WHAT TO DO: Output the data below in full, character for character.

(Items listed in a dataset)
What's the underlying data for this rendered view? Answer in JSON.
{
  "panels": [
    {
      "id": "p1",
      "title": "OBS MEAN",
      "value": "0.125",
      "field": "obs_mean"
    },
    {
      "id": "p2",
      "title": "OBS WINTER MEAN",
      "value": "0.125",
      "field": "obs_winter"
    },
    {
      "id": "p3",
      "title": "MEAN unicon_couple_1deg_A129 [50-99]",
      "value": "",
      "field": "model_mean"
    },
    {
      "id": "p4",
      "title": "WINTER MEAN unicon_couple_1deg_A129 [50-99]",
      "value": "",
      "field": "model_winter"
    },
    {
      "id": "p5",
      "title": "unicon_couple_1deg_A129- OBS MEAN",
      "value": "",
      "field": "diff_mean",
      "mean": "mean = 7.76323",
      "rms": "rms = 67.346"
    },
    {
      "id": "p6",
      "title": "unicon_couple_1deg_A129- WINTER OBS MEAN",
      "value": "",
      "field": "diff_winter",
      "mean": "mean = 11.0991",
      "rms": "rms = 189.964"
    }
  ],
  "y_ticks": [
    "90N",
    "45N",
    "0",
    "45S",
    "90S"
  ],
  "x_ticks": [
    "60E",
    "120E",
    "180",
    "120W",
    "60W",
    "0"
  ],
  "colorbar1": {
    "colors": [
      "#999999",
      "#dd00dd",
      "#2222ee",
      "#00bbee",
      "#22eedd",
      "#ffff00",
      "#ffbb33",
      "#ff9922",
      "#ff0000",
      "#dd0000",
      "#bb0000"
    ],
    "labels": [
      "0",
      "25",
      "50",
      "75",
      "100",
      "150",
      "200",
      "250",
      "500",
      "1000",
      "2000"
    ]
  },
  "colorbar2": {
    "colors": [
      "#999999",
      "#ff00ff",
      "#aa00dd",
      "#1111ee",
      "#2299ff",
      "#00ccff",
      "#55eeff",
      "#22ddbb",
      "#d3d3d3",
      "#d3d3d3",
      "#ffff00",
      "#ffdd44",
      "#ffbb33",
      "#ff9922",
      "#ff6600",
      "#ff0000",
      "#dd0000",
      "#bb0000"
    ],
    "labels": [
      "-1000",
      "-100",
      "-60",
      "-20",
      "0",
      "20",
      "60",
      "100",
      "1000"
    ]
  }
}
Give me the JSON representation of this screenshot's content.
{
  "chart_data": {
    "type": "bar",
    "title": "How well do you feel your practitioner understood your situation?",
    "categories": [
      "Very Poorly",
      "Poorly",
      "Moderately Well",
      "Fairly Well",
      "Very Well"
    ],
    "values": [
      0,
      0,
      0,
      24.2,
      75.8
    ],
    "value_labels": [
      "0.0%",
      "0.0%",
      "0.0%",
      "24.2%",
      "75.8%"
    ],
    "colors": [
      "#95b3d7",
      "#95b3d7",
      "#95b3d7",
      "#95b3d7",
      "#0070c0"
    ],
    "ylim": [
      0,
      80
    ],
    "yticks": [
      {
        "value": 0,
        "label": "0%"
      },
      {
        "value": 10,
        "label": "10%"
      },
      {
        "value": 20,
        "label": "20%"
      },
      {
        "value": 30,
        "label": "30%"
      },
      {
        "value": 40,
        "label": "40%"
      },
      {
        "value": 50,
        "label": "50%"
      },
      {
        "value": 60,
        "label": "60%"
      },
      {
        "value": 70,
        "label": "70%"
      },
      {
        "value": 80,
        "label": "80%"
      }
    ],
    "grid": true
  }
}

FULL OUTPUT:
What's the underlying data for this rendered view? Answer in JSON.
{
  "panels": [
    {
      "id": "p1",
      "title": "OBS MEAN",
      "value": "0.125",
      "field": "obs_mean"
    },
    {
      "id": "p2",
      "title": "OBS WINTER MEAN",
      "value": "0.125",
      "field": "obs_winter"
    },
    {
      "id": "p3",
      "title": "MEAN unicon_couple_1deg_A129 [50-99]",
      "value": "",
      "field": "model_mean"
    },
    {
      "id": "p4",
      "title": "WINTER MEAN unicon_couple_1deg_A129 [50-99]",
      "value": "",
      "field": "model_winter"
    },
    {
      "id": "p5",
      "title": "unicon_couple_1deg_A129- OBS MEAN",
      "value": "",
      "field": "diff_mean",
      "mean": "mean = 7.76323",
      "rms": "rms = 67.346"
    },
    {
      "id": "p6",
      "title": "unicon_couple_1deg_A129- WINTER OBS MEAN",
      "value": "",
      "field": "diff_winter",
      "mean": "mean = 11.0991",
      "rms": "rms = 189.964"
    }
  ],
  "y_ticks": [
    "90N",
    "45N",
    "0",
    "45S",
    "90S"
  ],
  "x_ticks": [
    "60E",
    "120E",
    "180",
    "120W",
    "60W",
    "0"
  ],
  "colorbar1": {
    "colors": [
      "#999999",
      "#dd00dd",
      "#2222ee",
      "#00bbee",
      "#22eedd",
      "#ffff00",
      "#ffbb33",
      "#ff9922",
      "#ff0000",
      "#dd0000",
      "#bb0000"
    ],
    "labels": [
      "0",
      "25",
      "50",
      "75",
      "100",
      "150",
      "200",
      "250",
      "500",
      "1000",
      "2000"
    ]
  },
  "colorbar2": {
    "colors": [
      "#999999",
      "#ff00ff",
      "#aa00dd",
      "#1111ee",
      "#2299ff",
      "#00ccff",
      "#55eeff",
      "#22ddbb",
      "#d3d3d3",
      "#d3d3d3",
      "#ffff00",
      "#ffdd44",
      "#ffbb33",
      "#ff9922",
      "#ff6600",
      "#ff0000",
      "#dd0000",
      "#bb0000"
    ],
    "labels": [
      "-1000",
      "-100",
      "-60",
      "-20",
      "0",
      "20",
      "60",
      "100",
      "1000"
    ]
  }
}
Give me the JSON representation of this screenshot's content.
{
  "chart_data": {
    "type": "bar",
    "title": "How well do you feel your practitioner understood your situation?",
    "categories": [
      "Very Poorly",
      "Poorly",
      "Moderately Well",
      "Fairly Well",
      "Very Well"
    ],
    "values": [
      0,
      0,
      0,
      24.2,
      75.8
    ],
    "value_labels": [
      "0.0%",
      "0.0%",
      "0.0%",
      "24.2%",
      "75.8%"
    ],
    "colors": [
      "#95b3d7",
      "#95b3d7",
      "#95b3d7",
      "#95b3d7",
      "#0070c0"
    ],
    "ylim": [
      0,
      80
    ],
    "yticks": [
      {
        "value": 0,
        "label": "0%"
      },
      {
        "value": 10,
        "label": "10%"
      },
      {
        "value": 20,
        "label": "20%"
      },
      {
        "value": 30,
        "label": "30%"
      },
      {
        "value": 40,
        "label": "40%"
      },
      {
        "value": 50,
        "label": "50%"
      },
      {
        "value": 60,
        "label": "60%"
      },
      {
        "value": 70,
        "label": "70%"
      },
      {
        "value": 80,
        "label": "80%"
      }
    ],
    "grid": true
  }
}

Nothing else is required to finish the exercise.